··· Supplied material
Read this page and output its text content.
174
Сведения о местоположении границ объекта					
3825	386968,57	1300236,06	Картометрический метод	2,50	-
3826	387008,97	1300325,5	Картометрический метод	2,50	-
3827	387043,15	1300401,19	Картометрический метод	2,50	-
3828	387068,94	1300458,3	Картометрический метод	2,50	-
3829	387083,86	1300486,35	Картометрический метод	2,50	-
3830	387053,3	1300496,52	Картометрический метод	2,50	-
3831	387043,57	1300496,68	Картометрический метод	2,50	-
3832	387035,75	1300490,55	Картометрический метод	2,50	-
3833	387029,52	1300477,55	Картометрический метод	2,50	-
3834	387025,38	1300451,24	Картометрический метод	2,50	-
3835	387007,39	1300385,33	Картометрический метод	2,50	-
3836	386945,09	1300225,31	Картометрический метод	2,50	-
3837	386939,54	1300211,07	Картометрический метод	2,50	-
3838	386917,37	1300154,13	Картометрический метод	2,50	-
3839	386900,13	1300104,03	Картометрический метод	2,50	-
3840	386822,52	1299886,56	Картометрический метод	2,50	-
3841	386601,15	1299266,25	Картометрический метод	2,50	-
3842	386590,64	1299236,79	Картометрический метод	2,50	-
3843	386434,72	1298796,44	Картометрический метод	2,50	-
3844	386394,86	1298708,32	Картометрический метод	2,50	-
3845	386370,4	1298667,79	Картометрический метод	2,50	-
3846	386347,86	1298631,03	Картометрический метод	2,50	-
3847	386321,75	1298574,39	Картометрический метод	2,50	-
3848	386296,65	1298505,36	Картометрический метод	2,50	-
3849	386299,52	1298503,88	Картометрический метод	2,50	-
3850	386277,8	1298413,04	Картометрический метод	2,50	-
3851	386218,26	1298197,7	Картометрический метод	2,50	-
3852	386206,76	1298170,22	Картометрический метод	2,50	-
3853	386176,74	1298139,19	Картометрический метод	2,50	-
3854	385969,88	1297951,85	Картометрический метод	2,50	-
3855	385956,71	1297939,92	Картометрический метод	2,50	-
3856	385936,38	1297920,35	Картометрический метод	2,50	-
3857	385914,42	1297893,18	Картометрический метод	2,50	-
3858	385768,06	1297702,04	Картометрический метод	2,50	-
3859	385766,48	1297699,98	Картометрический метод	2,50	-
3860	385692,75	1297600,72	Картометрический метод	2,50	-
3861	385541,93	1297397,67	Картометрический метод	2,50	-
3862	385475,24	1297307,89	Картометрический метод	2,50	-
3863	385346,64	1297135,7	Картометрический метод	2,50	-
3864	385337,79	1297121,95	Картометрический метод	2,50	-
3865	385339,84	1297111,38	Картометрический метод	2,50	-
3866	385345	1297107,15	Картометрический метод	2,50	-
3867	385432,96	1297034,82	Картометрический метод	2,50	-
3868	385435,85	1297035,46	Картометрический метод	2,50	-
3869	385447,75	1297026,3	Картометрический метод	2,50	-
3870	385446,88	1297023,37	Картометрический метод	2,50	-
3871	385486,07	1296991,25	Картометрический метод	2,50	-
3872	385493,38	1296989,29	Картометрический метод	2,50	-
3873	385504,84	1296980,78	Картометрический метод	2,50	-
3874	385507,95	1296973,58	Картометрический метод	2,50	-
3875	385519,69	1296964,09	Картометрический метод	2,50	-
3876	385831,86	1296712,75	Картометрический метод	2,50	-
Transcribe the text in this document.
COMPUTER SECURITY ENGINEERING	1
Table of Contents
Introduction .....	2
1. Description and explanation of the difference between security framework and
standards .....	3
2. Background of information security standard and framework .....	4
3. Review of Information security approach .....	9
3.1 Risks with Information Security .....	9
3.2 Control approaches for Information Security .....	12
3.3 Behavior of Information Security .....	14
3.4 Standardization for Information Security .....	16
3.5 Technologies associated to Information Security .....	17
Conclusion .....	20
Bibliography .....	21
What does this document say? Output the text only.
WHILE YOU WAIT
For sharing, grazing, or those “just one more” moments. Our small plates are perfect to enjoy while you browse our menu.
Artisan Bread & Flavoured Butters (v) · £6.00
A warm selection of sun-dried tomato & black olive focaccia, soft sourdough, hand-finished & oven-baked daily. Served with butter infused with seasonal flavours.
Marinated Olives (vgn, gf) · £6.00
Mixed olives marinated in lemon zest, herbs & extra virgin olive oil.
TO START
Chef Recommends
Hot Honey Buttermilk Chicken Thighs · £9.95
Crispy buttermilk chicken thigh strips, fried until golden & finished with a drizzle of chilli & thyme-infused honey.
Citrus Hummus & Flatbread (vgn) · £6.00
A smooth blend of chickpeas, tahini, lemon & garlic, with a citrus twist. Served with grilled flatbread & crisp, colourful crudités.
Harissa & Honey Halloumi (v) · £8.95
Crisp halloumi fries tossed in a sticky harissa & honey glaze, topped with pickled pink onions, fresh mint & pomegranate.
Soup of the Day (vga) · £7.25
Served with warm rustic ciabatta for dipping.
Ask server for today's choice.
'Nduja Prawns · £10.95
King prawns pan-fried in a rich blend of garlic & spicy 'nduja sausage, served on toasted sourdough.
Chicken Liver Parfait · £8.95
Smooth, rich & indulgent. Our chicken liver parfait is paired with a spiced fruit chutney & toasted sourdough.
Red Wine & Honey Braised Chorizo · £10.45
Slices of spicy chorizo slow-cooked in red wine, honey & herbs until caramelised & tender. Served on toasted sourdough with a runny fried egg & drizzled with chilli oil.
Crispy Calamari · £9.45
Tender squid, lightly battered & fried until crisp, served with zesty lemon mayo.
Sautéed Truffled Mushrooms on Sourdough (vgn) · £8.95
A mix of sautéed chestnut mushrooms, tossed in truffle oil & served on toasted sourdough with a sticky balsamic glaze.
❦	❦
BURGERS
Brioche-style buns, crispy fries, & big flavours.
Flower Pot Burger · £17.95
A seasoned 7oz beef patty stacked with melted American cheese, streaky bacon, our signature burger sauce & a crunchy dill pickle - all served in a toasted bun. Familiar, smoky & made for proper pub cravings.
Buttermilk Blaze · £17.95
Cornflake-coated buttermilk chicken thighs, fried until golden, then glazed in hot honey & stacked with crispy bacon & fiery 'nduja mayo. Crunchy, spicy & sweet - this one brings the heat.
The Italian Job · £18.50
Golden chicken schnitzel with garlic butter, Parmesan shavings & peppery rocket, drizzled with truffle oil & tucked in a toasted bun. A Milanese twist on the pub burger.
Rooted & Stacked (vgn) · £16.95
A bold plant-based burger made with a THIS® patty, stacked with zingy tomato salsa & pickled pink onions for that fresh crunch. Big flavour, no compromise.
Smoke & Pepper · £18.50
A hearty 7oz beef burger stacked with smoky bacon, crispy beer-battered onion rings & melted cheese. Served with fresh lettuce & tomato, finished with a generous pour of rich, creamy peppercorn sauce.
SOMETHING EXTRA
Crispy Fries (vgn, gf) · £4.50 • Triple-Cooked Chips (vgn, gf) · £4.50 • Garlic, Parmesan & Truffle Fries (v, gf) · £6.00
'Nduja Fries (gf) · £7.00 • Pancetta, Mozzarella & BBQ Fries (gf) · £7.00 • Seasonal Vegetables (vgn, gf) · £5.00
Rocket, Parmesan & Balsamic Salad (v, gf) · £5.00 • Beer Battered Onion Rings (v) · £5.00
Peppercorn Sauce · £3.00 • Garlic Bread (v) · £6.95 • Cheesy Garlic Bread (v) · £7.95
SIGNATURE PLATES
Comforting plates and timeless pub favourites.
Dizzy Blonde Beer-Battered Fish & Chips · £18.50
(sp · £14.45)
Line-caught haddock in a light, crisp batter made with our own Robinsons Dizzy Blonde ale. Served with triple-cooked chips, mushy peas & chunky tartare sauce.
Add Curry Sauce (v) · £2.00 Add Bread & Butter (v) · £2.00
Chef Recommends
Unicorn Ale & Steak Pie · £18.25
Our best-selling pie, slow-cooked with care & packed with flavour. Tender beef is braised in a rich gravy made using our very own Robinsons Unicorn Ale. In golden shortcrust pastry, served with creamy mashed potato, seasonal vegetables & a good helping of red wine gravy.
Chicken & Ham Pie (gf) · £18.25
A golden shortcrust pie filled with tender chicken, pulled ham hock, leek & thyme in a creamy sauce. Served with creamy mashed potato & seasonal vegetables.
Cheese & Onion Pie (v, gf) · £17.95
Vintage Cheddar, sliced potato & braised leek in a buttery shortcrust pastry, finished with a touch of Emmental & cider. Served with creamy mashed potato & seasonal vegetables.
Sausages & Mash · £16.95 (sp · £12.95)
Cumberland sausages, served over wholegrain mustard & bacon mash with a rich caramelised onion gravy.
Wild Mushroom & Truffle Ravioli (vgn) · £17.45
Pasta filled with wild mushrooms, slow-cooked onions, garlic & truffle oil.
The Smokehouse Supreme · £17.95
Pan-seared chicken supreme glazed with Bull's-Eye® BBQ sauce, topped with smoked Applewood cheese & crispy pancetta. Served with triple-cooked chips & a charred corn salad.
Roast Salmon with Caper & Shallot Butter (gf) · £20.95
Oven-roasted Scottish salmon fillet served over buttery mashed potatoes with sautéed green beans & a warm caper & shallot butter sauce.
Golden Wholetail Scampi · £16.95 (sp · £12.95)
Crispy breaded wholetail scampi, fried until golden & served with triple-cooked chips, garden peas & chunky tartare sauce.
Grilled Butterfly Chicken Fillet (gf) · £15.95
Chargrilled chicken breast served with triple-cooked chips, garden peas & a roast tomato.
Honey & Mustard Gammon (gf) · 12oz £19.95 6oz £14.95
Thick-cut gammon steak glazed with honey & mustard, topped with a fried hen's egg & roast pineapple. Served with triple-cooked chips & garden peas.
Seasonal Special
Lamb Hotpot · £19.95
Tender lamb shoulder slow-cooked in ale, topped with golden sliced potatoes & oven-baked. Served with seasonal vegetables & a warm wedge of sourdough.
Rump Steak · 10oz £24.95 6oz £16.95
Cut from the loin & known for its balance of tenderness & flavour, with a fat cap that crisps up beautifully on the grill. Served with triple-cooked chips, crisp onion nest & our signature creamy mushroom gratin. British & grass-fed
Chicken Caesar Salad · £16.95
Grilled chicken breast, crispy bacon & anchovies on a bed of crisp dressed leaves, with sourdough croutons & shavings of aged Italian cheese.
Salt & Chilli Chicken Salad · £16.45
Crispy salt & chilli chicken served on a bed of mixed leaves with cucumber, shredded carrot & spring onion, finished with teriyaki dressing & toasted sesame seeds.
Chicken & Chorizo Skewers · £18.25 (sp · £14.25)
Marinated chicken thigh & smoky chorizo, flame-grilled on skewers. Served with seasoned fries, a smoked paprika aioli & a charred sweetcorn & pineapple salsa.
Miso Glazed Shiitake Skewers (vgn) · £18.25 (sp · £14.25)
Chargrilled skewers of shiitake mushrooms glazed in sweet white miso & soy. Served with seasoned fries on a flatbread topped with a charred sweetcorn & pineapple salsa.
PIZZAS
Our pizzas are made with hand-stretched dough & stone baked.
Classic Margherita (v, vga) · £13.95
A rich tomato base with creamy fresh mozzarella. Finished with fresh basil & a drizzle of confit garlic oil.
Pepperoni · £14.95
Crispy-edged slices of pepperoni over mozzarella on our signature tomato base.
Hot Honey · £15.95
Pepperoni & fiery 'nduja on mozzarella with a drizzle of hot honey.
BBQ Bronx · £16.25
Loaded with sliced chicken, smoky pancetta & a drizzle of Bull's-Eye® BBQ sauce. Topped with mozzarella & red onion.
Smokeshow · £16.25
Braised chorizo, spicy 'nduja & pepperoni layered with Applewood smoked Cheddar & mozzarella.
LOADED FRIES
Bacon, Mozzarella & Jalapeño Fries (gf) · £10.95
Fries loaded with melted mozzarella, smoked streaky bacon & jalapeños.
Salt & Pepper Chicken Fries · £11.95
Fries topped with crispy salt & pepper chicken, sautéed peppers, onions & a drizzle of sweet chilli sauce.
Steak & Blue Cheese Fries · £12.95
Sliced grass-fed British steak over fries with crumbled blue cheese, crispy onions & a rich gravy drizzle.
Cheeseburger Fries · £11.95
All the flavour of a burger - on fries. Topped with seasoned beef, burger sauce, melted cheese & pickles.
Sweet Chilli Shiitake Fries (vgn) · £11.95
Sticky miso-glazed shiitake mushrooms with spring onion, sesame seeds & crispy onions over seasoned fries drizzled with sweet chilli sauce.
······
*Written exercise*: What is the number of lines in the data that hold the word "buttery"? Reply with that number and nothing else.

*Output*: 2